▶ _SELECTED EXTRACT_
Sometimes it has to do with how long that cooking method is applied, since a different thing happens. For example, you can poach OR hard-boil an egg; same method, different amount of cooking time.
In short, with a few exceptions, it's not about what process you're applying to cook the food, but about the result that it achieves in the food item.
Poached and hard boiled eggs vary by more than just their cook time. These names are much less about chemical processes and more about differences in technique. See other comments in this thread.
If I hand you an egg and tell you it's a poached egg, you're going to thinking about the consistency of the egg, not how I cooked it. Poached means the result, not the process.
Poach equals lower temp liquid. It can be oil or water type liquid. Boil is maximum temp water type liquid only. Blanching is boiling for a short time with the intention of not cooking all of the way through (eg to get skin off or to prepare for preservation by freezing).
Fry and saute are used interchangably all the time. One person's fried onions is another's sauted onions. Saute should indicate small pieces turned or tossed in a moderate amout of fat. Fry can be small or large pieces and can have moderate to lots of fat as a cooking medium.
Note that this is how normal people in my region and life use these terms and I make no claim that this is 'right' just my experience.
I have no answers, just pointing out that boiled carrots and poached eggs are also things.
Boiling, poaching and blanching all have to do with how long something is immersed in boiling water, for instance. (I think, and those definitions may also subtly change with the food item.)
Boiling happens in boiling liquid, poaching happens at a lower temperature and you wouldnt boil turkey. Sauteing is frying but uses little fat, unlike deep frying for example.

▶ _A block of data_

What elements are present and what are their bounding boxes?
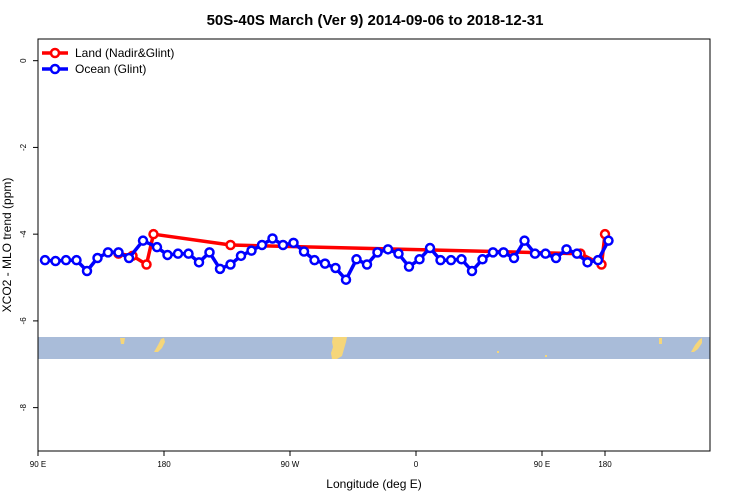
y-tick-label: -2 [19, 143, 28, 151]
data-point [561, 244, 572, 255]
data-point [277, 239, 289, 251]
data-point [60, 254, 72, 266]
data-point [540, 248, 551, 259]
data-point [50, 255, 61, 267]
map-background [38, 337, 710, 359]
data-point [183, 248, 194, 259]
data-point [414, 254, 425, 265]
land-patch-nz-east [691, 338, 702, 352]
plot-frame [37, 38, 711, 452]
legend-item: Ocean (Glint) [42, 62, 146, 76]
data-point [92, 252, 103, 264]
x-tick-label: 180 [598, 460, 612, 469]
land-patch-islands-east [659, 338, 662, 344]
y-axis-label: XCO2 - MLO trend (ppm) [0, 178, 14, 313]
legend-label: Land (Nadir&Glint) [75, 46, 174, 60]
data-point [508, 252, 520, 264]
data-point [148, 228, 159, 240]
data-point [141, 259, 152, 270]
legend-item: Land (Nadir&Glint) [42, 46, 174, 60]
data-point [487, 247, 499, 258]
data-point [319, 258, 331, 269]
x-tick-label: 180 [157, 460, 171, 469]
data-point [151, 241, 163, 253]
data-point [137, 235, 149, 246]
data-point [466, 265, 478, 277]
land-patch-south-america [331, 337, 347, 359]
x-tick-label: 0 [414, 460, 419, 469]
data-point [435, 254, 446, 266]
chart-title: 50S-40S March (Ver 9) 2014-09-06 to 2018… [207, 12, 544, 29]
legend-label: Ocean (Glint) [75, 62, 146, 76]
data-point [102, 247, 114, 258]
data-point [162, 249, 173, 261]
data-point [529, 248, 541, 259]
data-point [246, 245, 257, 256]
data-point [592, 254, 604, 266]
data-point [193, 257, 205, 268]
data-point [456, 254, 467, 265]
data-point [372, 247, 383, 258]
data-point [424, 242, 436, 254]
y-tick-label: 0 [19, 58, 28, 63]
x-tick-label: 90 E [534, 460, 550, 469]
data-point [498, 247, 509, 258]
data-point [361, 259, 373, 270]
data-point [603, 235, 614, 246]
legend: Land (Nadir&Glint) Ocean (Glint) [42, 46, 174, 76]
data-point [39, 254, 51, 266]
series-layer [39, 228, 614, 285]
data-point [71, 254, 82, 266]
land-speck-2 [545, 355, 547, 357]
legend-swatch-marker [49, 47, 61, 59]
series-1 [39, 233, 614, 285]
data-point [113, 247, 124, 258]
data-point [445, 254, 457, 266]
legend-swatch-marker [49, 63, 61, 75]
y-tick-label: -4 [19, 230, 28, 238]
data-point [123, 252, 135, 264]
data-point [172, 248, 184, 259]
data-point [214, 263, 226, 275]
data-point [298, 246, 310, 257]
data-point [393, 248, 404, 259]
data-point [225, 259, 236, 270]
x-tick-label: 90 E [30, 460, 46, 469]
x-axis: 90 E 180 90 W 0 90 E 180 [30, 451, 612, 469]
data-point [519, 235, 530, 246]
data-point [403, 261, 415, 272]
y-tick-label: -6 [19, 317, 28, 325]
land-patch-nz-south [154, 338, 165, 352]
data-point [340, 274, 352, 285]
land-speck-1 [497, 351, 499, 353]
data-point [204, 247, 215, 258]
y-tick-label: -8 [19, 404, 28, 412]
data-point [382, 244, 394, 255]
data-point [550, 252, 562, 264]
data-point [235, 250, 247, 262]
data-point [267, 233, 278, 244]
data-point [288, 237, 299, 249]
data-point [330, 262, 341, 274]
data-point [571, 248, 583, 259]
y-axis: 0 -2 -4 -6 -8 [19, 58, 38, 411]
data-point [81, 265, 93, 277]
data-point [225, 239, 236, 251]
data-point [309, 254, 320, 266]
data-point [582, 257, 593, 268]
land-patch-nz-west [120, 338, 125, 344]
x-tick-label: 90 W [281, 460, 300, 469]
data-point [477, 254, 488, 265]
data-point [256, 239, 268, 251]
x-axis-label: Longitude (deg E) [326, 477, 421, 491]
ocean-band [38, 337, 710, 359]
data-point [351, 254, 362, 265]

▶ _YOUR INSTRUCTIONS_
Please revise the cooking-terms discussion starting at "If I hand you" and ending at "preservation by freezing).", changing "lower temp" to "lower temperature". The entries are separate material and have nothing to do with the cooking-terms discussion.

▶ _ANSWER IN FULL_
If I hand you an egg and tell you it's a poached egg, you're going to thinking about the consistency of the egg, not how I cooked it. Poached means the result, not the process.
Poach equals lower temperature liquid. It can be oil or water type liquid. Boil is maximum temp water type liquid only. Blanching is boiling for a short time with the intention of not cooking all of the way through (eg to get skin off or to prepare for preservation by freezing).